Please pull out every line that includes the string "nationale".
────
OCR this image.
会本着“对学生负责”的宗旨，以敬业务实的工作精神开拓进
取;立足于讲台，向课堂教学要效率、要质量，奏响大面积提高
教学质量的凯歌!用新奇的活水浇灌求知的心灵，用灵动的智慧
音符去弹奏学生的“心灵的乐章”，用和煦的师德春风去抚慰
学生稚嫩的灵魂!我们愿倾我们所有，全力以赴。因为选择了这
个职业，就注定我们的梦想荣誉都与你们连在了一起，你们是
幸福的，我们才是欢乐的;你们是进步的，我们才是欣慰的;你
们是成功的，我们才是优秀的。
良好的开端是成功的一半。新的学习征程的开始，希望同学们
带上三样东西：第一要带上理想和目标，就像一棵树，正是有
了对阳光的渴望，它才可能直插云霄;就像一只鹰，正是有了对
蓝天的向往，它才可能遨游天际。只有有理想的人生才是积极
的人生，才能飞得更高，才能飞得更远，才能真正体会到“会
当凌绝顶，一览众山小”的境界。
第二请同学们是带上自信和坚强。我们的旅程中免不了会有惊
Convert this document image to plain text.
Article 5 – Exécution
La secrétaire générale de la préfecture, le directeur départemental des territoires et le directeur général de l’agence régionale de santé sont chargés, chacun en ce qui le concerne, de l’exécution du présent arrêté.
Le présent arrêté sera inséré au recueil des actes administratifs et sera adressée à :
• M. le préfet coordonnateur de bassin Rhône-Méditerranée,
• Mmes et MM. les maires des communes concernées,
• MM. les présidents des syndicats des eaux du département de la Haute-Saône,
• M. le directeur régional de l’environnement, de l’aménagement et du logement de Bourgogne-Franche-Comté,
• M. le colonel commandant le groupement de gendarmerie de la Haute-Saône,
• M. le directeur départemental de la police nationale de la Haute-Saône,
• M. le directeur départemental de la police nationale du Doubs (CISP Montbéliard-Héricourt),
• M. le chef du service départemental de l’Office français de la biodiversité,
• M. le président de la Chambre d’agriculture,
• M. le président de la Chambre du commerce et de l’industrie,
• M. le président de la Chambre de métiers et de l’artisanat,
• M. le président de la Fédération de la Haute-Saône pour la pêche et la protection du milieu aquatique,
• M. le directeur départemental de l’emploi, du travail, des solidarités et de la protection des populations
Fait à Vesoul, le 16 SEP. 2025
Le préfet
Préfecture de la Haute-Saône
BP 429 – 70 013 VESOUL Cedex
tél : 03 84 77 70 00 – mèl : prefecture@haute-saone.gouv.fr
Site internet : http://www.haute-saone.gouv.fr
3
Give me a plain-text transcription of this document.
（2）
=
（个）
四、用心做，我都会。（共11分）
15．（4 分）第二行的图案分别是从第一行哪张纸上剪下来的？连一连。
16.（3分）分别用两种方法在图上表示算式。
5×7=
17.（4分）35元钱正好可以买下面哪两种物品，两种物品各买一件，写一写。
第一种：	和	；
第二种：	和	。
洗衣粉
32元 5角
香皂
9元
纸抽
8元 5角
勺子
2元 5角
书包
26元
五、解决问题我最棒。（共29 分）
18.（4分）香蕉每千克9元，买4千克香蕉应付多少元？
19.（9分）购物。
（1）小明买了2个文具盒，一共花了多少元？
────
Exercise solution →
• M. le directeur départemental de la police nationale de la Haute-Saône,
• M. le directeur départemental de la police nationale du Doubs (CISP Montbéliard-Héricourt),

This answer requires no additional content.